→ Task requirements:
Reproduce the records below exactly, leaving out any pictures.

_ _ _ _ _ _ _

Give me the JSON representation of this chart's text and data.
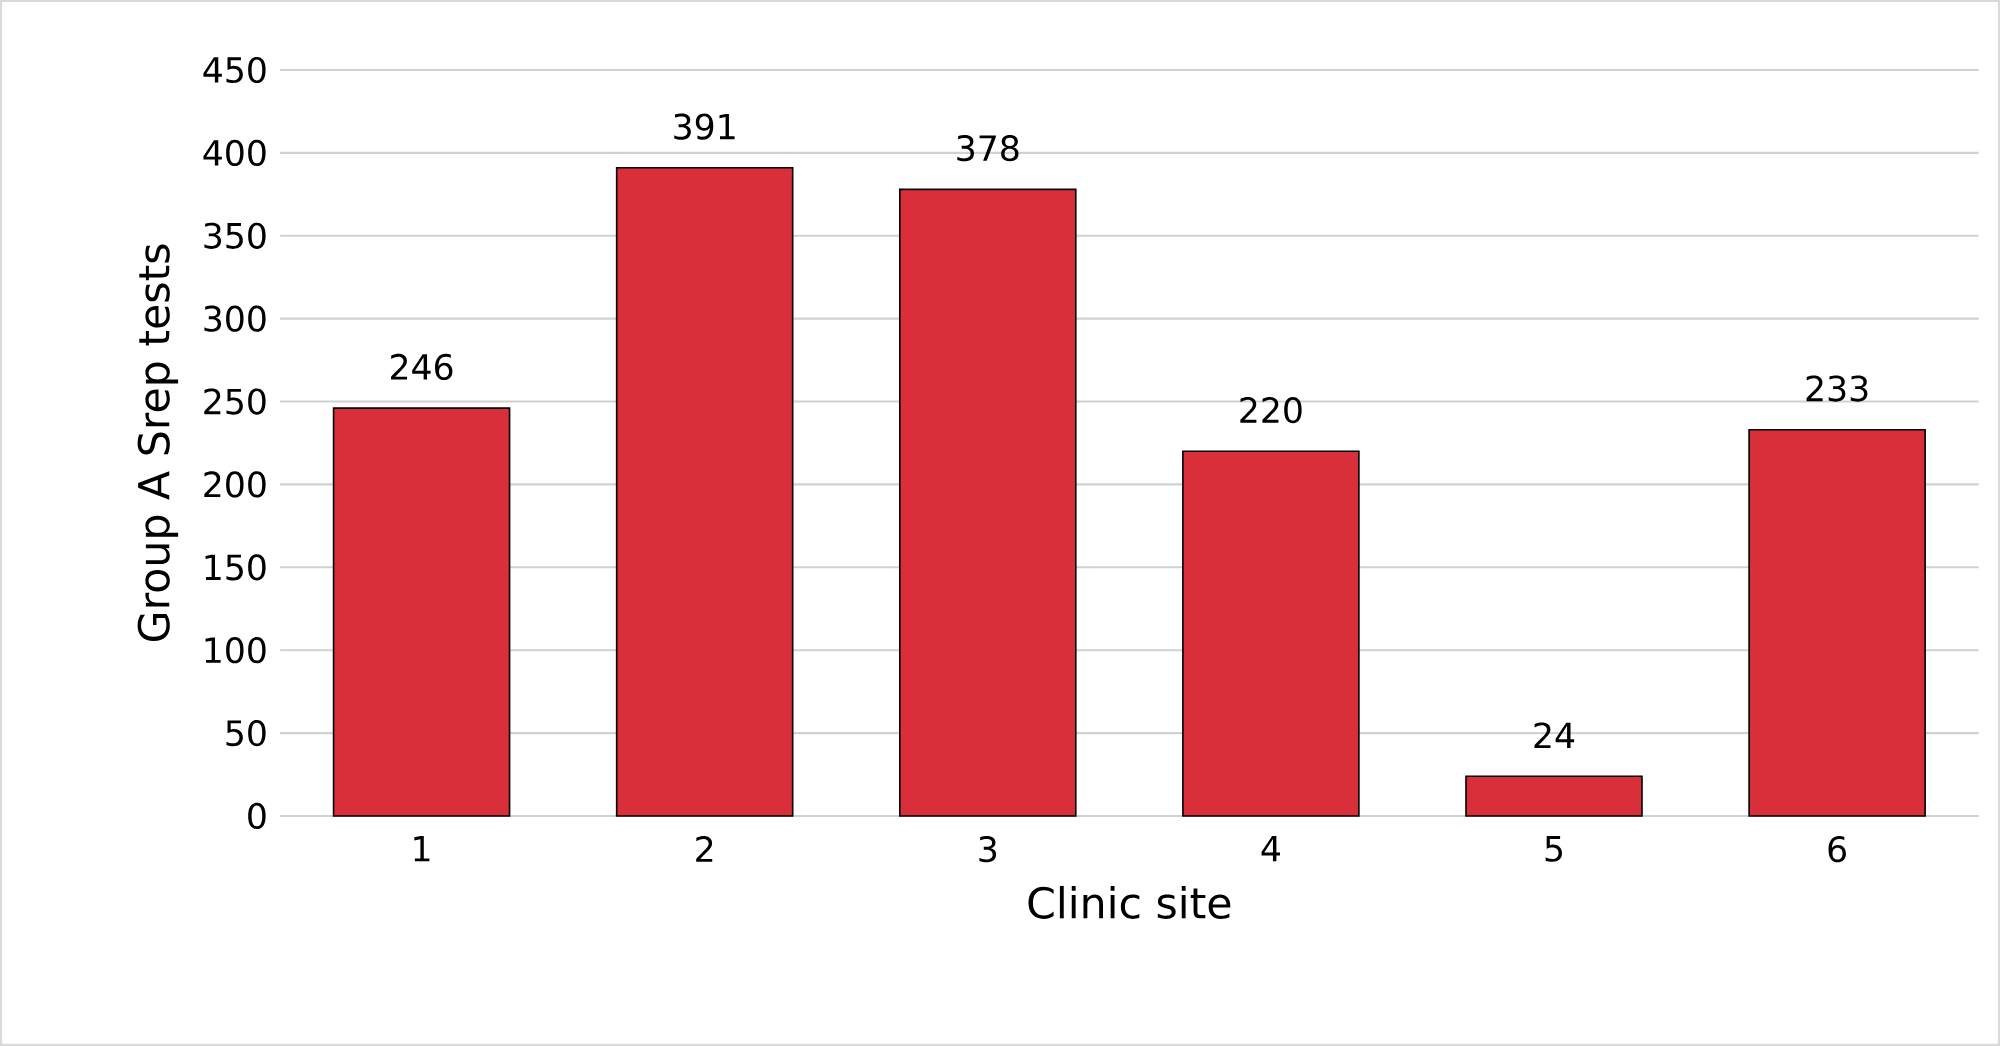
{
  "chart_data": {
    "type": "bar",
    "categories": [
      "1",
      "2",
      "3",
      "4",
      "5",
      "6"
    ],
    "values": [
      246,
      391,
      378,
      220,
      24,
      233
    ],
    "color": "#d92f3b",
    "xlabel": "Clinic site",
    "ylabel": "Group A Srep tests",
    "ylim": [
      0,
      450
    ],
    "yticks": [
      0,
      50,
      100,
      150,
      200,
      250,
      300,
      350,
      400,
      450
    ],
    "grid": "y",
    "data_labels": true
  }
}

_ _ _ _ _ _ _

→ Result:
Give me the JSON representation of this chart's text and data.
{
  "chart_data": {
    "type": "bar",
    "categories": [
      "1",
      "2",
      "3",
      "4",
      "5",
      "6"
    ],
    "values": [
      246,
      391,
      378,
      220,
      24,
      233
    ],
    "color": "#d92f3b",
    "xlabel": "Clinic site",
    "ylabel": "Group A Srep tests",
    "ylim": [
      0,
      450
    ],
    "yticks": [
      0,
      50,
      100,
      150,
      200,
      250,
      300,
      350,
      400,
      450
    ],
    "grid": "y",
    "data_labels": true
  }
}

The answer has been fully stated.